_Goal of the exercise_
Copy out each of the rows below word for word, keeping every line in the same order.

== Exercise inputs ==

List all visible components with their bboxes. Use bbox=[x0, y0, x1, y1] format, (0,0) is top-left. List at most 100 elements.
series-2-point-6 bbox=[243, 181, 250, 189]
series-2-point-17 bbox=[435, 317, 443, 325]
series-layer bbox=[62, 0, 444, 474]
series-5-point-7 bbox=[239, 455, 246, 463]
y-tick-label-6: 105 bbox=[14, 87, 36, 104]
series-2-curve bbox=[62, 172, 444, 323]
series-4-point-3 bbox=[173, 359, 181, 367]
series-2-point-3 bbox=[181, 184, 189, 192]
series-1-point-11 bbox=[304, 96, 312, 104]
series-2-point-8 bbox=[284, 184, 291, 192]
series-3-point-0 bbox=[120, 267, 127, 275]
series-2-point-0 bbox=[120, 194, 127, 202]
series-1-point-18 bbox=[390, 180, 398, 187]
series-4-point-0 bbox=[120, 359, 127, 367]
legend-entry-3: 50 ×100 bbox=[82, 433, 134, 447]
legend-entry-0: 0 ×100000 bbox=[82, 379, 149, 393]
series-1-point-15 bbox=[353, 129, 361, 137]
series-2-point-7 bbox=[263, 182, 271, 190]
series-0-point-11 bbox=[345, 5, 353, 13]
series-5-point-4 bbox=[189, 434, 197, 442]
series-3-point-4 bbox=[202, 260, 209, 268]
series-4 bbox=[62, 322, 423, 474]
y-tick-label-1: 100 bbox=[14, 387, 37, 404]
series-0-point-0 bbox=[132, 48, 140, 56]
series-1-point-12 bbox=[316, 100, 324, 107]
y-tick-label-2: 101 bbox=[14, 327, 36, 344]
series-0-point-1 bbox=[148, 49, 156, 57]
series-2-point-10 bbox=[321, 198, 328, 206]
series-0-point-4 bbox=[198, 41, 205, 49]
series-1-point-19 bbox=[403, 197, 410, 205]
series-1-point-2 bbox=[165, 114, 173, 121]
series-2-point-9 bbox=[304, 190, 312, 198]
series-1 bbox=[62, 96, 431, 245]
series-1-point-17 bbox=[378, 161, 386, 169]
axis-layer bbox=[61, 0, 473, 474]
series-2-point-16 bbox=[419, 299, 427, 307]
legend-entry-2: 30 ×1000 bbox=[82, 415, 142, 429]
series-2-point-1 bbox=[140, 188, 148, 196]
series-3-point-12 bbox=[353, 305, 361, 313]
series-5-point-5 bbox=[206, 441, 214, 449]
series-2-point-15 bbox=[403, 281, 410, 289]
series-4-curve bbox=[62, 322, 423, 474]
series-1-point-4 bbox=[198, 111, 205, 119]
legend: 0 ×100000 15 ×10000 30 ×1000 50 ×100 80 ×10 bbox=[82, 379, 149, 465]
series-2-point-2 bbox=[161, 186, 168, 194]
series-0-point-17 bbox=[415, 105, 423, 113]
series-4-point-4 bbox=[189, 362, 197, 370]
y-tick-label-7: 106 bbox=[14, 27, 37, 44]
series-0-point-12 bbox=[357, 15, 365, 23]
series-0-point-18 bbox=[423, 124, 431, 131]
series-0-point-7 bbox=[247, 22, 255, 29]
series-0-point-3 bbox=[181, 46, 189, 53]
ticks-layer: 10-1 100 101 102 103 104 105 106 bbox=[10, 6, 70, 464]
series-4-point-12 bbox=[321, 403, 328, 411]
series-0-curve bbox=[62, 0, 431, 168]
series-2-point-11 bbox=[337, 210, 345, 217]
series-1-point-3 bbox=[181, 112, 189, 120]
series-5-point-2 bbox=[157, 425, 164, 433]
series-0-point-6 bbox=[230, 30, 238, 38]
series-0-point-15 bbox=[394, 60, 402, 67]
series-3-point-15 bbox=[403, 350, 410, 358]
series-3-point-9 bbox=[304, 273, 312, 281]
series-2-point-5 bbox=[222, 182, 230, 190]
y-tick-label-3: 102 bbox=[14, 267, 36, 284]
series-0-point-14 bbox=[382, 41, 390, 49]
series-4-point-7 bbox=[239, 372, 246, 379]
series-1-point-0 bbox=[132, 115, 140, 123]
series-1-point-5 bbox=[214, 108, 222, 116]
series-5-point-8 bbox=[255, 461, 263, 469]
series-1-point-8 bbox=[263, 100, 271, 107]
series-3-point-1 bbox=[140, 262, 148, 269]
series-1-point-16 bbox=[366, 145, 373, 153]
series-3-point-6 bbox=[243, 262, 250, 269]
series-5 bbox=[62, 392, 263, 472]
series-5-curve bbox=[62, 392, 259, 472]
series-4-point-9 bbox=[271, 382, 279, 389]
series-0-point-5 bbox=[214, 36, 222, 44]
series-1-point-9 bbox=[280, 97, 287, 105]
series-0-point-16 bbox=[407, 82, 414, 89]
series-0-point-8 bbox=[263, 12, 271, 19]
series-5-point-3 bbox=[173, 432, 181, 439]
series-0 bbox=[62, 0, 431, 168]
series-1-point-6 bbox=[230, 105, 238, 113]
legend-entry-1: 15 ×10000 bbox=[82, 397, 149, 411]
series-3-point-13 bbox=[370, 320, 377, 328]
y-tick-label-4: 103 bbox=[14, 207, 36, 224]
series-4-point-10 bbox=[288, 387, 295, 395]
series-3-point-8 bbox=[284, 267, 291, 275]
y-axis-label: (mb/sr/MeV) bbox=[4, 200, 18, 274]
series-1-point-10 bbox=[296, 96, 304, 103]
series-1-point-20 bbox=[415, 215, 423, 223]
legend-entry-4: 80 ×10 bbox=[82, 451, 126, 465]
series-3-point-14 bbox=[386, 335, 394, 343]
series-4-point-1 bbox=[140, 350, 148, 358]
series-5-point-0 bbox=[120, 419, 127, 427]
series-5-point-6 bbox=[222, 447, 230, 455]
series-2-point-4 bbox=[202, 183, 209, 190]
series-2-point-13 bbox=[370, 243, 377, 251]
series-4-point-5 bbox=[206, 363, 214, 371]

===

_Answer for this exercise_
List all visible components with their bboxes. Use bbox=[x0, y0, x1, y1] format, (0,0) is top-left. List at most 100 elements.
series-2-point-6 bbox=[243, 181, 250, 189]
series-2-point-17 bbox=[435, 317, 443, 325]
series-layer bbox=[62, 0, 444, 474]
series-5-point-7 bbox=[239, 455, 246, 463]
y-tick-label-6: 105 bbox=[14, 87, 36, 104]
series-2-curve bbox=[62, 172, 444, 323]
series-4-point-3 bbox=[173, 359, 181, 367]
series-2-point-3 bbox=[181, 184, 189, 192]
series-1-point-11 bbox=[304, 96, 312, 104]
series-2-point-8 bbox=[284, 184, 291, 192]
series-3-point-0 bbox=[120, 267, 127, 275]
series-2-point-0 bbox=[120, 194, 127, 202]
series-1-point-18 bbox=[390, 180, 398, 187]
series-4-point-0 bbox=[120, 359, 127, 367]
legend-entry-3: 50 ×100 bbox=[82, 433, 134, 447]
legend-entry-0: 0 ×100000 bbox=[82, 379, 149, 393]
series-1-point-15 bbox=[353, 129, 361, 137]
series-2-point-7 bbox=[263, 182, 271, 190]
series-0-point-11 bbox=[345, 5, 353, 13]
series-5-point-4 bbox=[189, 434, 197, 442]
series-3-point-4 bbox=[202, 260, 209, 268]
series-4 bbox=[62, 322, 423, 474]
y-tick-label-1: 100 bbox=[14, 387, 37, 404]
series-0-point-0 bbox=[132, 48, 140, 56]
series-1-point-12 bbox=[316, 100, 324, 107]
y-tick-label-2: 101 bbox=[14, 327, 36, 344]
series-0-point-1 bbox=[148, 49, 156, 57]
series-2-point-10 bbox=[321, 198, 328, 206]
series-0-point-4 bbox=[198, 41, 205, 49]
series-1-point-19 bbox=[403, 197, 410, 205]
series-1-point-2 bbox=[165, 114, 173, 121]
series-2-point-9 bbox=[304, 190, 312, 198]
series-1 bbox=[62, 96, 431, 245]
series-1-point-17 bbox=[378, 161, 386, 169]
axis-layer bbox=[61, 0, 473, 474]
series-2-point-16 bbox=[419, 299, 427, 307]
legend-entry-2: 30 ×1000 bbox=[82, 415, 142, 429]
series-2-point-1 bbox=[140, 188, 148, 196]
series-3-point-12 bbox=[353, 305, 361, 313]
series-5-point-5 bbox=[206, 441, 214, 449]
series-2-point-15 bbox=[403, 281, 410, 289]
series-4-curve bbox=[62, 322, 423, 474]
series-1-point-4 bbox=[198, 111, 205, 119]
legend: 0 ×100000 15 ×10000 30 ×1000 50 ×100 80 ×10 bbox=[82, 379, 149, 465]
series-2-point-2 bbox=[161, 186, 168, 194]
series-0-point-17 bbox=[415, 105, 423, 113]
series-4-point-4 bbox=[189, 362, 197, 370]
y-tick-label-7: 106 bbox=[14, 27, 37, 44]
series-0-point-12 bbox=[357, 15, 365, 23]
series-0-point-18 bbox=[423, 124, 431, 131]
series-0-point-7 bbox=[247, 22, 255, 29]
series-0-point-3 bbox=[181, 46, 189, 53]
ticks-layer: 10-1 100 101 102 103 104 105 106 bbox=[10, 6, 70, 464]
series-4-point-12 bbox=[321, 403, 328, 411]
series-0-curve bbox=[62, 0, 431, 168]
series-2-point-11 bbox=[337, 210, 345, 217]
series-1-point-3 bbox=[181, 112, 189, 120]
series-5-point-2 bbox=[157, 425, 164, 433]
series-0-point-6 bbox=[230, 30, 238, 38]
series-0-point-15 bbox=[394, 60, 402, 67]
series-3-point-15 bbox=[403, 350, 410, 358]
series-3-point-9 bbox=[304, 273, 312, 281]
series-2-point-5 bbox=[222, 182, 230, 190]
y-tick-label-3: 102 bbox=[14, 267, 36, 284]
series-0-point-14 bbox=[382, 41, 390, 49]
series-4-point-7 bbox=[239, 372, 246, 379]
series-1-point-0 bbox=[132, 115, 140, 123]
series-1-point-5 bbox=[214, 108, 222, 116]
series-5-point-8 bbox=[255, 461, 263, 469]
series-1-point-8 bbox=[263, 100, 271, 107]
series-3-point-1 bbox=[140, 262, 148, 269]
series-1-point-16 bbox=[366, 145, 373, 153]
series-3-point-6 bbox=[243, 262, 250, 269]
series-5 bbox=[62, 392, 263, 472]
series-5-curve bbox=[62, 392, 259, 472]
series-4-point-9 bbox=[271, 382, 279, 389]
series-0-point-5 bbox=[214, 36, 222, 44]
series-1-point-9 bbox=[280, 97, 287, 105]
series-0-point-16 bbox=[407, 82, 414, 89]
series-0-point-8 bbox=[263, 12, 271, 19]
series-5-point-3 bbox=[173, 432, 181, 439]
series-0 bbox=[62, 0, 431, 168]
series-1-point-6 bbox=[230, 105, 238, 113]
legend-entry-1: 15 ×10000 bbox=[82, 397, 149, 411]
series-3-point-13 bbox=[370, 320, 377, 328]
y-tick-label-4: 103 bbox=[14, 207, 36, 224]
series-4-point-10 bbox=[288, 387, 295, 395]
series-3-point-8 bbox=[284, 267, 291, 275]
y-axis-label: (mb/sr/MeV) bbox=[4, 200, 18, 274]
series-1-point-10 bbox=[296, 96, 304, 103]
series-1-point-20 bbox=[415, 215, 423, 223]
legend-entry-4: 80 ×10 bbox=[82, 451, 126, 465]
series-3-point-14 bbox=[386, 335, 394, 343]
series-4-point-1 bbox=[140, 350, 148, 358]
series-5-point-0 bbox=[120, 419, 127, 427]
series-5-point-6 bbox=[222, 447, 230, 455]
series-2-point-4 bbox=[202, 183, 209, 190]
series-2-point-13 bbox=[370, 243, 377, 251]
series-4-point-5 bbox=[206, 363, 214, 371]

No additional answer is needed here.